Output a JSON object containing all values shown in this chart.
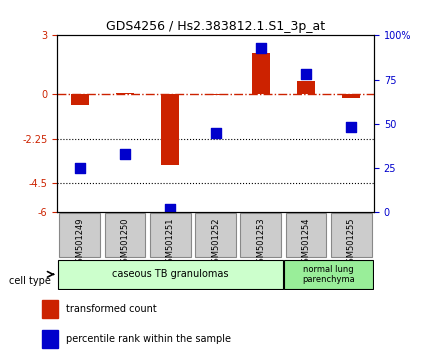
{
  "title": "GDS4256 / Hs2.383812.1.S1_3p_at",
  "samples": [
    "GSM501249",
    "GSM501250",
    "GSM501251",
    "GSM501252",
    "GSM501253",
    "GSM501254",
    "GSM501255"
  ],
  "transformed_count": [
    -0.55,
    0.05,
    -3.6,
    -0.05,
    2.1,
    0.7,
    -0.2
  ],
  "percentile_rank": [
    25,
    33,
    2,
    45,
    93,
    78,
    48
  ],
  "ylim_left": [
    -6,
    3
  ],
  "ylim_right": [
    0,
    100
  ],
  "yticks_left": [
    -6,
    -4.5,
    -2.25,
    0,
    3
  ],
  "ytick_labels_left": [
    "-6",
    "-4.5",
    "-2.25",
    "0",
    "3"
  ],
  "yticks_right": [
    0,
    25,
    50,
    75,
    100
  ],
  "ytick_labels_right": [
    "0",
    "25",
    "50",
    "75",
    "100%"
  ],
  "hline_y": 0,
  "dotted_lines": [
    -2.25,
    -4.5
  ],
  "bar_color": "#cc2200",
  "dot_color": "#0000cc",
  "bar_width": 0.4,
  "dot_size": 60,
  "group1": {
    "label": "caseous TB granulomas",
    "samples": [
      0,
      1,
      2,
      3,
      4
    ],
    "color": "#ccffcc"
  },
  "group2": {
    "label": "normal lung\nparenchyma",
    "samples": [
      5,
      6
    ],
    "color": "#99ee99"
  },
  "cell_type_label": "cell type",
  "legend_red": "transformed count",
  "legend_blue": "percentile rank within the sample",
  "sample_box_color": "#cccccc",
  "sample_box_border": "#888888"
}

» **GOAL OF THE EXERCISE**
Reproduce the material above in full, exactly, with no images.

» **ANSWER TO THE PROBLEM**
Output a JSON object containing all values shown in this chart.
{
  "title": "GDS4256 / Hs2.383812.1.S1_3p_at",
  "samples": [
    "GSM501249",
    "GSM501250",
    "GSM501251",
    "GSM501252",
    "GSM501253",
    "GSM501254",
    "GSM501255"
  ],
  "transformed_count": [
    -0.55,
    0.05,
    -3.6,
    -0.05,
    2.1,
    0.7,
    -0.2
  ],
  "percentile_rank": [
    25,
    33,
    2,
    45,
    93,
    78,
    48
  ],
  "ylim_left": [
    -6,
    3
  ],
  "ylim_right": [
    0,
    100
  ],
  "yticks_left": [
    -6,
    -4.5,
    -2.25,
    0,
    3
  ],
  "ytick_labels_left": [
    "-6",
    "-4.5",
    "-2.25",
    "0",
    "3"
  ],
  "yticks_right": [
    0,
    25,
    50,
    75,
    100
  ],
  "ytick_labels_right": [
    "0",
    "25",
    "50",
    "75",
    "100%"
  ],
  "hline_y": 0,
  "dotted_lines": [
    -2.25,
    -4.5
  ],
  "bar_color": "#cc2200",
  "dot_color": "#0000cc",
  "bar_width": 0.4,
  "dot_size": 60,
  "group1": {
    "label": "caseous TB granulomas",
    "samples": [
      0,
      1,
      2,
      3,
      4
    ],
    "color": "#ccffcc"
  },
  "group2": {
    "label": "normal lung\nparenchyma",
    "samples": [
      5,
      6
    ],
    "color": "#99ee99"
  },
  "cell_type_label": "cell type",
  "legend_red": "transformed count",
  "legend_blue": "percentile rank within the sample",
  "sample_box_color": "#cccccc",
  "sample_box_border": "#888888"
}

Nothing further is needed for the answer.